Stored data:
++++++++++++++++++++
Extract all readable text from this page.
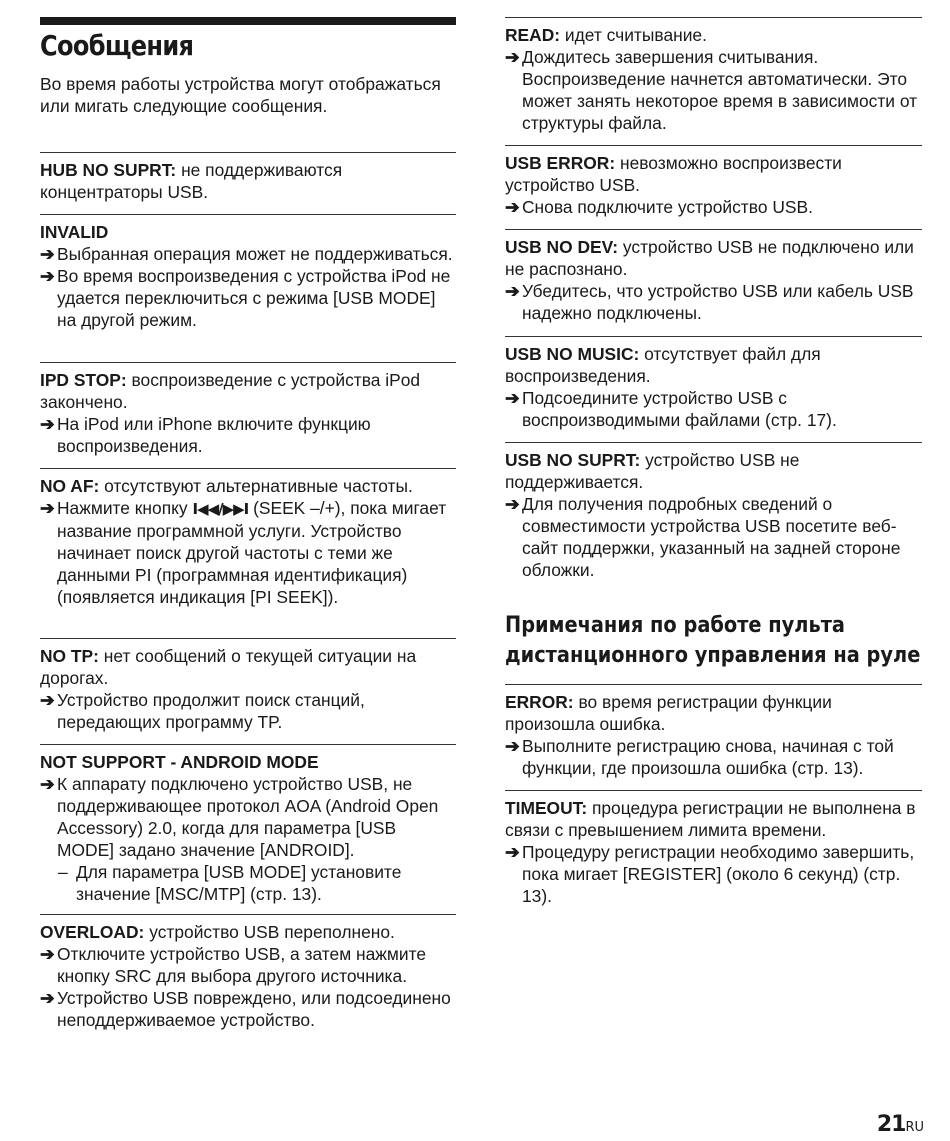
Сообщения

Во время работы устройства могут отображаться или мигать следующие сообщения.

HUB NO SUPRT: не поддерживаются концентраторы USB.

INVALID

➔ Выбранная операция может не поддерживаться.

➔ Во время воспроизведения с устройства iPod не удается переключиться с режима [USB MODE] на другой режим.

IPD STOP: воспроизведение с устройства iPod закончено.

➔ На iPod или iPhone включите функцию воспроизведения.

NO AF: отсутствуют альтернативные частоты.

➔ Нажмите кнопку I◀◀/▶▶I (SEEK –/+), пока мигает название программной услуги. Устройство начинает поиск другой частоты с теми же данными PI (программная идентификация) (появляется индикация [PI SEEK]).

NO TP: нет сообщений о текущей ситуации на дорогах.

➔ Устройство продолжит поиск станций, передающих программу TP.

NOT SUPPORT - ANDROID MODE

➔ К аппарату подключено устройство USB, не поддерживающее протокол AOA (Android Open Accessory) 2.0, когда для параметра [USB MODE] задано значение [ANDROID].

– Для параметра [USB MODE] установите значение [MSC/MTP] (стр. 13).

OVERLOAD: устройство USB переполнено.

➔ Отключите устройство USB, а затем нажмите кнопку SRC для выбора другого источника.

➔ Устройство USB повреждено, или подсоединено неподдерживаемое устройство.

READ: идет считывание.

➔ Дождитесь завершения считывания. Воспроизведение начнется автоматически. Это может занять некоторое время в зависимости от структуры файла.

USB ERROR: невозможно воспроизвести устройство USB.

➔ Снова подключите устройство USB.

USB NO DEV: устройство USB не подключено или не распознано.

➔ Убедитесь, что устройство USB или кабель USB надежно подключены.

USB NO MUSIC: отсутствует файл для воспроизведения.

➔ Подсоедините устройство USB с воспроизводимыми файлами (стр. 17).

USB NO SUPRT: устройство USB не поддерживается.

➔ Для получения подробных сведений о совместимости устройства USB посетите веб-сайт поддержки, указанный на задней стороне обложки.

ERROR: во время регистрации функции произошла ошибка.

➔ Выполните регистрацию снова, начиная с той функции, где произошла ошибка (стр. 13).

TIMEOUT: процедура регистрации не выполнена в связи с превышением лимита времени.

➔ Процедуру регистрации необходимо завершить, пока мигает [REGISTER] (около 6 секунд) (стр. 13).

Примечания по работе пульта
дистанционного управления на руле
21RU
++++++++++++++++++++
#### Problem to work on:
Reproduce all of the data exactly; the pictures do not belong in the copy.

#### Answer to this exercise:
Extract all readable text from this page.
Сообщения

Во время работы устройства могут отображаться или мигать следующие сообщения.

HUB NO SUPRT: не поддерживаются концентраторы USB.

INVALID

➔ Выбранная операция может не поддерживаться.

➔ Во время воспроизведения с устройства iPod не удается переключиться с режима [USB MODE] на другой режим.

IPD STOP: воспроизведение с устройства iPod закончено.

➔ На iPod или iPhone включите функцию воспроизведения.

NO AF: отсутствуют альтернативные частоты.

➔ Нажмите кнопку I◀◀/▶▶I (SEEK –/+), пока мигает название программной услуги. Устройство начинает поиск другой частоты с теми же данными PI (программная идентификация) (появляется индикация [PI SEEK]).

NO TP: нет сообщений о текущей ситуации на дорогах.

➔ Устройство продолжит поиск станций, передающих программу TP.

NOT SUPPORT - ANDROID MODE

➔ К аппарату подключено устройство USB, не поддерживающее протокол AOA (Android Open Accessory) 2.0, когда для параметра [USB MODE] задано значение [ANDROID].

– Для параметра [USB MODE] установите значение [MSC/MTP] (стр. 13).

OVERLOAD: устройство USB переполнено.

➔ Отключите устройство USB, а затем нажмите кнопку SRC для выбора другого источника.

➔ Устройство USB повреждено, или подсоединено неподдерживаемое устройство.

READ: идет считывание.

➔ Дождитесь завершения считывания. Воспроизведение начнется автоматически. Это может занять некоторое время в зависимости от структуры файла.

USB ERROR: невозможно воспроизвести устройство USB.

➔ Снова подключите устройство USB.

USB NO DEV: устройство USB не подключено или не распознано.

➔ Убедитесь, что устройство USB или кабель USB надежно подключены.

USB NO MUSIC: отсутствует файл для воспроизведения.

➔ Подсоедините устройство USB с воспроизводимыми файлами (стр. 17).

USB NO SUPRT: устройство USB не поддерживается.

➔ Для получения подробных сведений о совместимости устройства USB посетите веб-сайт поддержки, указанный на задней стороне обложки.

ERROR: во время регистрации функции произошла ошибка.

➔ Выполните регистрацию снова, начиная с той функции, где произошла ошибка (стр. 13).

TIMEOUT: процедура регистрации не выполнена в связи с превышением лимита времени.

➔ Процедуру регистрации необходимо завершить, пока мигает [REGISTER] (около 6 секунд) (стр. 13).

Примечания по работе пульта
дистанционного управления на руле
21RU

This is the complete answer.